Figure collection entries
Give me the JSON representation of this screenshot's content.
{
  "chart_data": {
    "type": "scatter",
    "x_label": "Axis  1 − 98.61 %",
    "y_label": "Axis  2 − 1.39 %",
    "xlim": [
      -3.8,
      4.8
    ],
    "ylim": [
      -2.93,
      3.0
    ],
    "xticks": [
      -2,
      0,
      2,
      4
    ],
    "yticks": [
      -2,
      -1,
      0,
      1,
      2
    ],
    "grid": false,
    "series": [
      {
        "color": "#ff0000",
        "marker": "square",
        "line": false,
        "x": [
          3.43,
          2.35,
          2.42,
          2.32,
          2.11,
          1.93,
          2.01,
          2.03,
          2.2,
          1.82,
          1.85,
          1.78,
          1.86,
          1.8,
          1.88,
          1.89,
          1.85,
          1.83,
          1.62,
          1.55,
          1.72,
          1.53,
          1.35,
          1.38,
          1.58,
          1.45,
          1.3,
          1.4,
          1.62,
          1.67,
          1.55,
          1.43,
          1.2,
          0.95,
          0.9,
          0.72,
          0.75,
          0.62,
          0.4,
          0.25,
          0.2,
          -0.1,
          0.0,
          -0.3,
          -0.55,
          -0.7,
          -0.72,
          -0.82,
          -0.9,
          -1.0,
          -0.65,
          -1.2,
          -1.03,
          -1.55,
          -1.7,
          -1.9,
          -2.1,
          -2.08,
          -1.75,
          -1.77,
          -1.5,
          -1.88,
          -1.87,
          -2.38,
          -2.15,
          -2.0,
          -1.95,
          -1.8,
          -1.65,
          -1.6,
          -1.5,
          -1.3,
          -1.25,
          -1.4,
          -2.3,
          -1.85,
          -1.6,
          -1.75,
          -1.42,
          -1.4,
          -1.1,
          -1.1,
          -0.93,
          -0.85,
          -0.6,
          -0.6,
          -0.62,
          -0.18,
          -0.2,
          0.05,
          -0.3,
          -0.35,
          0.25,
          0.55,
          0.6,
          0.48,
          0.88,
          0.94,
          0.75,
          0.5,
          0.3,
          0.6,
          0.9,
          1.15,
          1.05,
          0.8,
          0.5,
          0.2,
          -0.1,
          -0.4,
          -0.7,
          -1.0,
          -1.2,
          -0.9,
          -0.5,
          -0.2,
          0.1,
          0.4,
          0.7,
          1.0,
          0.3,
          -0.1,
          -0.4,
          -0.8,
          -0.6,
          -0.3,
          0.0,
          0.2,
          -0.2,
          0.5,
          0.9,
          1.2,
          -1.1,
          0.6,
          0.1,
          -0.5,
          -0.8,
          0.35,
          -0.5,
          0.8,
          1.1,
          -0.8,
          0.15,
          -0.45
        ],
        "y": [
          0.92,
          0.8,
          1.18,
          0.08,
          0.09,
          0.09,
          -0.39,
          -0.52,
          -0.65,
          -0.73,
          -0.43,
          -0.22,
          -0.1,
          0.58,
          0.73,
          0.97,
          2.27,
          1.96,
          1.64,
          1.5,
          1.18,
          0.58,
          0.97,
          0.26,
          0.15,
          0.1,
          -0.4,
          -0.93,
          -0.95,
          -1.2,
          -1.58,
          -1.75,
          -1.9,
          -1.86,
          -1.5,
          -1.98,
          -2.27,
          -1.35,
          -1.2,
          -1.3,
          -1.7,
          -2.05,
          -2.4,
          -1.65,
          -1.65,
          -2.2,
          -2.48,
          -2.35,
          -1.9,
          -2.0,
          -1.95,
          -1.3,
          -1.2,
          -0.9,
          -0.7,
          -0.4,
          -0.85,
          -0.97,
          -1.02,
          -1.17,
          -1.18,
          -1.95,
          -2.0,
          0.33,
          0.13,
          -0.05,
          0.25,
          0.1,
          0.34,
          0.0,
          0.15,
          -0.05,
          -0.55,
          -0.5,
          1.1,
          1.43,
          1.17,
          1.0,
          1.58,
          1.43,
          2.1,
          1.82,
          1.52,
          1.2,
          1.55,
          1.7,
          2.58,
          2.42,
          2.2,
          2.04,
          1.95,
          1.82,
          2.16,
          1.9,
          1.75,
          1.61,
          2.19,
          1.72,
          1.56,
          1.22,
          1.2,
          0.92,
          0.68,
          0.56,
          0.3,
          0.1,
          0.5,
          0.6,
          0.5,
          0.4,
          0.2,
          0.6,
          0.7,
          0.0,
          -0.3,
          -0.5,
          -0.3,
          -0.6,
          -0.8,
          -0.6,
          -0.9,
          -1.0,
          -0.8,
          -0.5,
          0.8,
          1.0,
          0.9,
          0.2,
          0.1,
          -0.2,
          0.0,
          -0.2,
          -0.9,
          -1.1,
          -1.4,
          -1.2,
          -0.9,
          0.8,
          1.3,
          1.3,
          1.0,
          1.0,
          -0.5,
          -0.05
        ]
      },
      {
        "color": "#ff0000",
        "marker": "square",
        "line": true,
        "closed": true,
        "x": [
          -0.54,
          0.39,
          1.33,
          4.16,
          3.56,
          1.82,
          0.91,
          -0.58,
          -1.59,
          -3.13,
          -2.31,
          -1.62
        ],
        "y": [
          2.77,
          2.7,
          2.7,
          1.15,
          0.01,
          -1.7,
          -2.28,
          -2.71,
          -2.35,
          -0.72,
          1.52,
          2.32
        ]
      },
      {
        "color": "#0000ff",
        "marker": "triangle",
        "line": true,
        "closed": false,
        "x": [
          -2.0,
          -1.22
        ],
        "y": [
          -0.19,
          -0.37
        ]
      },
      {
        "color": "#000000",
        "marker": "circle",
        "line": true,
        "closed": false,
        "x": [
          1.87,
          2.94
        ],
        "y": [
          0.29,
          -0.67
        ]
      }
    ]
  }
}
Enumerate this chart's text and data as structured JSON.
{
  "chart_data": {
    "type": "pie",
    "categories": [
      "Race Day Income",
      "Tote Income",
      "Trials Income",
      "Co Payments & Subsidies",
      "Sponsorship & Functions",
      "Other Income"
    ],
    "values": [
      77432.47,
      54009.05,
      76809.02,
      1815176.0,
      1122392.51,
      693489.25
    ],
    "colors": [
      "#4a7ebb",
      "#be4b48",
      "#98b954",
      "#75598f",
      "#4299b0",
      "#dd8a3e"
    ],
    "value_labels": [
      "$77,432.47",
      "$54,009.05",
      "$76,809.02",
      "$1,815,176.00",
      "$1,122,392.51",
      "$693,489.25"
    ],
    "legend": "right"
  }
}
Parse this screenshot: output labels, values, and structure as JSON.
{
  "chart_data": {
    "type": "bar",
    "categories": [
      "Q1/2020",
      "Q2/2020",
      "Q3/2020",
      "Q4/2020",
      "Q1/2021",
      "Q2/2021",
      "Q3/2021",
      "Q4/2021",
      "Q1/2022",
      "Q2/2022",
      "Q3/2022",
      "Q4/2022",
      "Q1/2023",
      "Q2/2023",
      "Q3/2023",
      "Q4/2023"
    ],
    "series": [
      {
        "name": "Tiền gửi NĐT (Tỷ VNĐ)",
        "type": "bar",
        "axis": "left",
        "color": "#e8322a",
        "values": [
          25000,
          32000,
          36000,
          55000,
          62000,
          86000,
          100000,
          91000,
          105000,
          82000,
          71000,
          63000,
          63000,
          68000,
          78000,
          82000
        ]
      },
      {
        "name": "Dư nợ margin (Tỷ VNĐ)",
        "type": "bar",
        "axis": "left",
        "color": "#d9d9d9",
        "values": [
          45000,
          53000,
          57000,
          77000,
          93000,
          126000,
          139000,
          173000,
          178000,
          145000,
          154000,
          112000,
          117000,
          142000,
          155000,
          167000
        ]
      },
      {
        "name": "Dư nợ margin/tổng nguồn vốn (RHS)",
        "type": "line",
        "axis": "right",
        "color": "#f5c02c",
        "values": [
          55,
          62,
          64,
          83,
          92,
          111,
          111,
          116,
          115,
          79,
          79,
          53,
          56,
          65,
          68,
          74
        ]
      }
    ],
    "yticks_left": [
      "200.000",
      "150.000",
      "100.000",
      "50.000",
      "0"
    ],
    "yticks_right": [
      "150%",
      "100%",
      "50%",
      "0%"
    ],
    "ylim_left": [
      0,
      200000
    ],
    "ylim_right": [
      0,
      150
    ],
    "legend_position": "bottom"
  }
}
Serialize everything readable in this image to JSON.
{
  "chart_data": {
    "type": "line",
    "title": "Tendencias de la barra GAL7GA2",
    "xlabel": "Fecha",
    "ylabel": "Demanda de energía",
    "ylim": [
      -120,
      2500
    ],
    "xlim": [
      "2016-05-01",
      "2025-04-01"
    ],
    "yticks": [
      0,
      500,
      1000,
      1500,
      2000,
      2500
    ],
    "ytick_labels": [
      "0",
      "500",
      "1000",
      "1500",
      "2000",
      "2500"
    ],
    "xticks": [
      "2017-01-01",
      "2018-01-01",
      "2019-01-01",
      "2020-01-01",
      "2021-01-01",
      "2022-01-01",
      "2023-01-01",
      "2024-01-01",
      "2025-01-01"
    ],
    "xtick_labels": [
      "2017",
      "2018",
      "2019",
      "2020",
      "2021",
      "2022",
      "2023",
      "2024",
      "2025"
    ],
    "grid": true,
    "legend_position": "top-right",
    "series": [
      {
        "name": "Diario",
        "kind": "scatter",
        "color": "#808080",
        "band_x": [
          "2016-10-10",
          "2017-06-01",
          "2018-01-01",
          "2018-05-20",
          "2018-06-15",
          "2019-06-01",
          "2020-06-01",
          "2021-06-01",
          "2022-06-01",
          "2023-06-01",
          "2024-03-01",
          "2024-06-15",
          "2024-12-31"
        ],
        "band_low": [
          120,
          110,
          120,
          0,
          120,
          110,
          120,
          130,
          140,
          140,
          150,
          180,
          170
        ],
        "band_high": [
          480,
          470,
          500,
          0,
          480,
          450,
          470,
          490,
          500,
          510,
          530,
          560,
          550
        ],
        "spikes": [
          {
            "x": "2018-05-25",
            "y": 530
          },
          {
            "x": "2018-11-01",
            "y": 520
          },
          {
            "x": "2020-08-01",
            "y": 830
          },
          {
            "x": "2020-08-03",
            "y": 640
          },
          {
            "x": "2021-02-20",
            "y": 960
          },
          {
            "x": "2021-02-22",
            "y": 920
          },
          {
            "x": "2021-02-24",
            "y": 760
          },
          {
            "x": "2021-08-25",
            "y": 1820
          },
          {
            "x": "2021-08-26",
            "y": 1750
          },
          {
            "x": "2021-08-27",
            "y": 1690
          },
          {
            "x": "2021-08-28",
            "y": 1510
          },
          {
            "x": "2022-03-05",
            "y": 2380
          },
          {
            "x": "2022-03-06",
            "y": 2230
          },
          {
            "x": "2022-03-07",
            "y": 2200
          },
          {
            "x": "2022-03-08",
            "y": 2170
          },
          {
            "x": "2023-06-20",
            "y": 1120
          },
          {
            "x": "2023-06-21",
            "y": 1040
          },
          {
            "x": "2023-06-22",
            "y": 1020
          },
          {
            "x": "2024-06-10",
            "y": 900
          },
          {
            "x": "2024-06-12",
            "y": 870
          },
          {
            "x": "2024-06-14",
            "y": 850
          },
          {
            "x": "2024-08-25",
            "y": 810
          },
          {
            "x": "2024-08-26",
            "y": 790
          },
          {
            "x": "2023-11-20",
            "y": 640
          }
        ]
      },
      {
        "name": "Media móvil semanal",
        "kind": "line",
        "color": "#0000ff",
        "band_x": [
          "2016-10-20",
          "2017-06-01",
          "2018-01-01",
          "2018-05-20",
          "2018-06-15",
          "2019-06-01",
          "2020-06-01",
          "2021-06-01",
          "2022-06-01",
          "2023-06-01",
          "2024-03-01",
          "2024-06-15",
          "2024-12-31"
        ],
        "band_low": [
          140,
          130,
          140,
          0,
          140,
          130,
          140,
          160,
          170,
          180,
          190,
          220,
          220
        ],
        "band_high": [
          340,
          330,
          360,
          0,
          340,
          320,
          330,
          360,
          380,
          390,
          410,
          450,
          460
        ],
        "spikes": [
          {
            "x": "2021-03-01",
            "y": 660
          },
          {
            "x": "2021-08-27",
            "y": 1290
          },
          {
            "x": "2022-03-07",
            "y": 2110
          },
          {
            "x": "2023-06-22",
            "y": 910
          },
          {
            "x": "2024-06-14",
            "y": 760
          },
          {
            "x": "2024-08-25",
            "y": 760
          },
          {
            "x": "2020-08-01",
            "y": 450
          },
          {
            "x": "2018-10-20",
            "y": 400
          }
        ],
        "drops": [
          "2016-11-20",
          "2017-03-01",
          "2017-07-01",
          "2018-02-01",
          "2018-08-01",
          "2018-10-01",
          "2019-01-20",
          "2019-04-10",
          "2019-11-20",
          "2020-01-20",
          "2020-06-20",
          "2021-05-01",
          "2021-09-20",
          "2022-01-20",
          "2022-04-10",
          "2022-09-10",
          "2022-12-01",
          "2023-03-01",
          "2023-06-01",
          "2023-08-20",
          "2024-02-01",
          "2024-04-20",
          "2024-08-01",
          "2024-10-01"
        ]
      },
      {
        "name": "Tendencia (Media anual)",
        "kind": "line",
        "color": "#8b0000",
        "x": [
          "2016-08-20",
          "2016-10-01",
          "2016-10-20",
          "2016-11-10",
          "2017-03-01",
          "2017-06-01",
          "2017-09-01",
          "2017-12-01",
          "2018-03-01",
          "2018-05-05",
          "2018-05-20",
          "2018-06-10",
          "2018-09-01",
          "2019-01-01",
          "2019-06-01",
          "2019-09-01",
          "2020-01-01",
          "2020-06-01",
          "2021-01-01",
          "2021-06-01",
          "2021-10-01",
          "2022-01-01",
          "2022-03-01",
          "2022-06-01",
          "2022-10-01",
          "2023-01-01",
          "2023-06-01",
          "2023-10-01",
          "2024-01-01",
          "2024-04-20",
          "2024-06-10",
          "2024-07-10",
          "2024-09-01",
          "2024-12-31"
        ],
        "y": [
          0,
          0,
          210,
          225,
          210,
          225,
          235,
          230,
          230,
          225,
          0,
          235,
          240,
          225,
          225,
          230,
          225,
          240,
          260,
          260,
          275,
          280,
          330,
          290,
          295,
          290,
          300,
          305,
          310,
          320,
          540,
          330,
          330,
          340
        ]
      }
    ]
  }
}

- **Exercise objective**
Pull every line holding "type" out of the records.

- **The answer**
    "type": "scatter",
    "type": "pie",
    "type": "bar",
        "type": "bar",
        "type": "bar",
        "type": "line",
    "type": "line",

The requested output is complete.